Aim of the exercise
Set the data down again, exactly as it reads, but without the pictures.

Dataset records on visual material
=-=-=
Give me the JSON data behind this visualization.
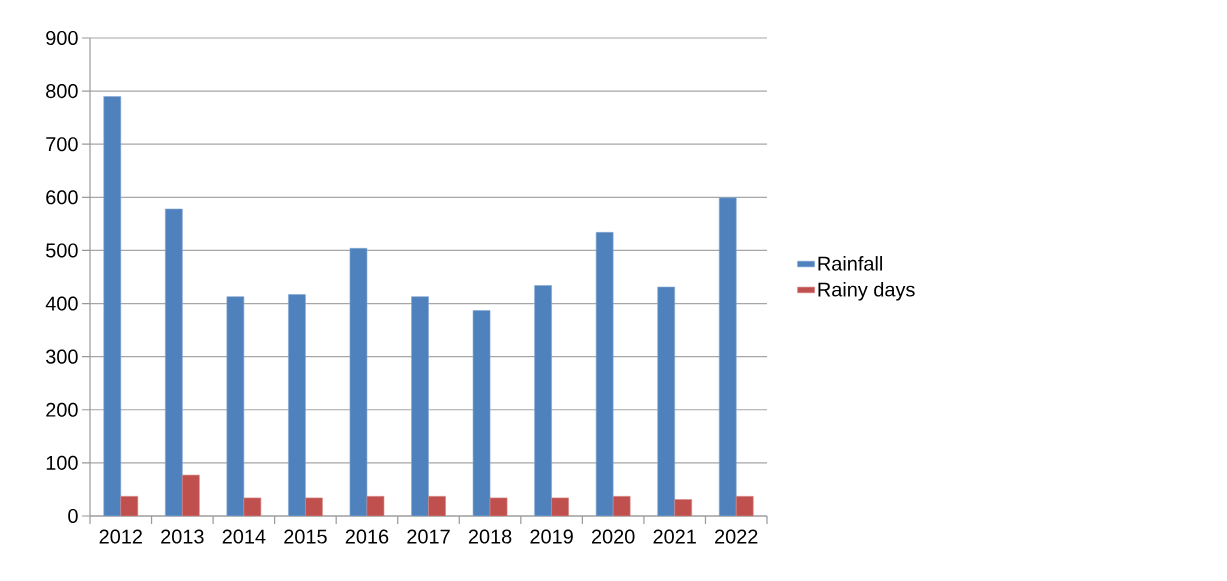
{
  "chart_data": {
    "type": "bar",
    "categories": [
      "2012",
      "2013",
      "2014",
      "2015",
      "2016",
      "2017",
      "2018",
      "2019",
      "2020",
      "2021",
      "2022"
    ],
    "series": [
      {
        "name": "Rainfall",
        "color": "#4f81bd",
        "values": [
          790,
          578,
          413,
          417,
          504,
          413,
          387,
          434,
          534,
          431,
          599
        ]
      },
      {
        "name": "Rainy days",
        "color": "#c0504d",
        "values": [
          37,
          77,
          34,
          34,
          37,
          37,
          34,
          34,
          37,
          31,
          37
        ]
      }
    ],
    "ylim": [
      0,
      900
    ],
    "yticks": [
      0,
      100,
      200,
      300,
      400,
      500,
      600,
      700,
      800,
      900
    ],
    "grid": "y",
    "legend": "right"
  }
}
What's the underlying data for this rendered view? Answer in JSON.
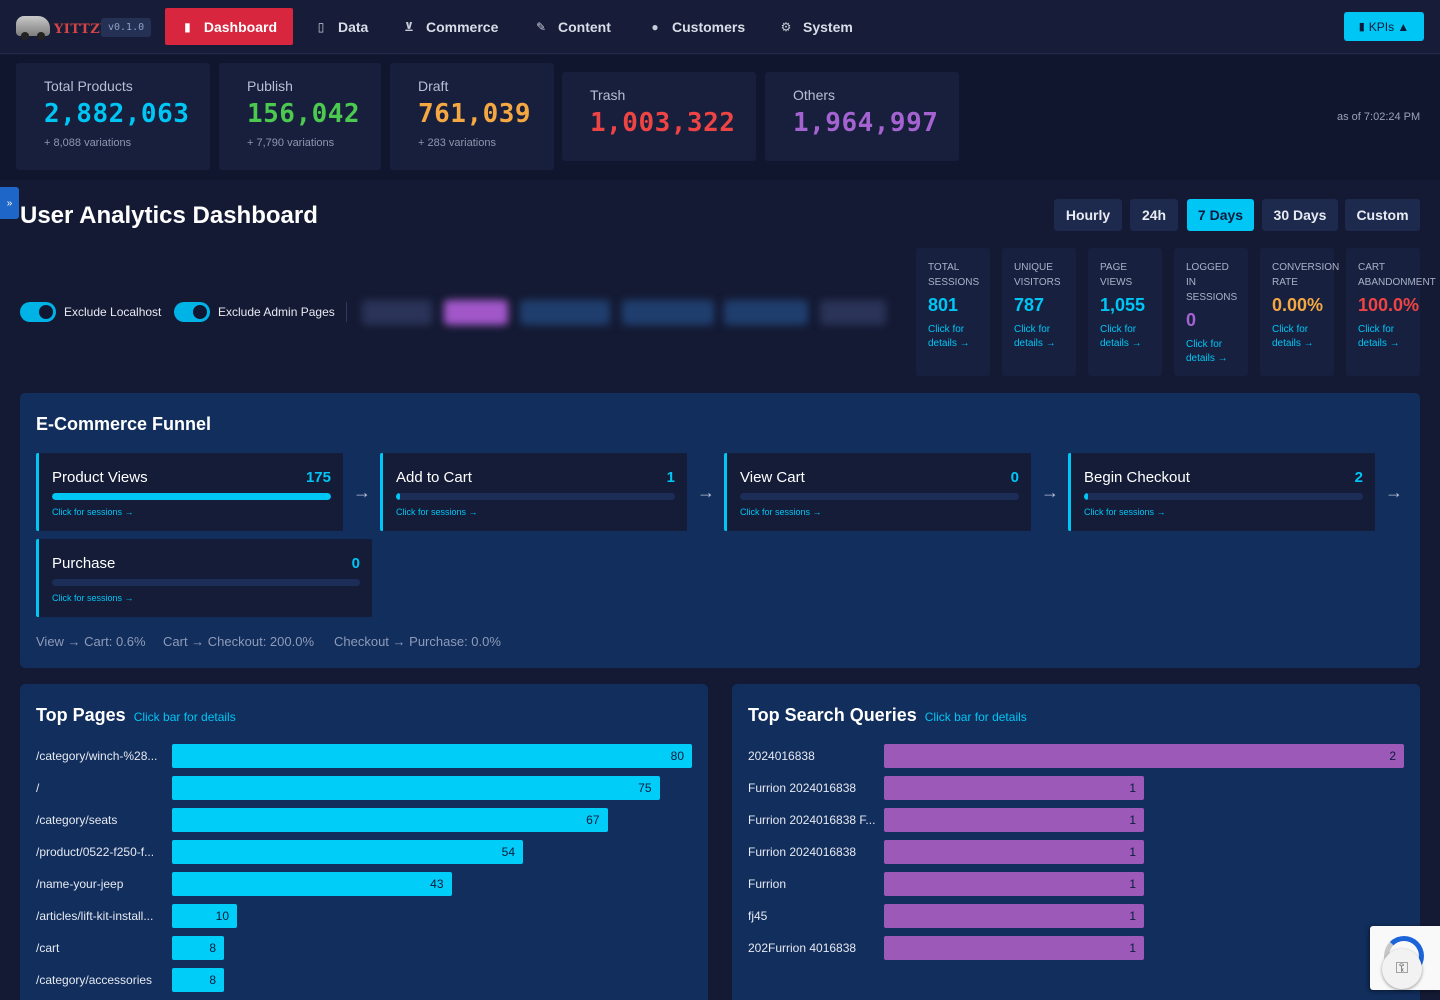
=-=-=
Final answer
Give me the JSON data behind this visualization.
{
  "chart_data": {
    "type": "bar",
    "categories": [
      "2012",
      "2013",
      "2014",
      "2015",
      "2016",
      "2017",
      "2018",
      "2019",
      "2020",
      "2021",
      "2022"
    ],
    "series": [
      {
        "name": "Rainfall",
        "color": "#4f81bd",
        "values": [
          790,
          578,
          413,
          417,
          504,
          413,
          387,
          434,
          534,
          431,
          599
        ]
      },
      {
        "name": "Rainy days",
        "color": "#c0504d",
        "values": [
          37,
          77,
          34,
          34,
          37,
          37,
          34,
          34,
          37,
          31,
          37
        ]
      }
    ],
    "ylim": [
      0,
      900
    ],
    "yticks": [
      0,
      100,
      200,
      300,
      400,
      500,
      600,
      700,
      800,
      900
    ],
    "grid": "y",
    "legend": "right"
  }
}
What's the underlying data for this rendered view? Answer in JSON.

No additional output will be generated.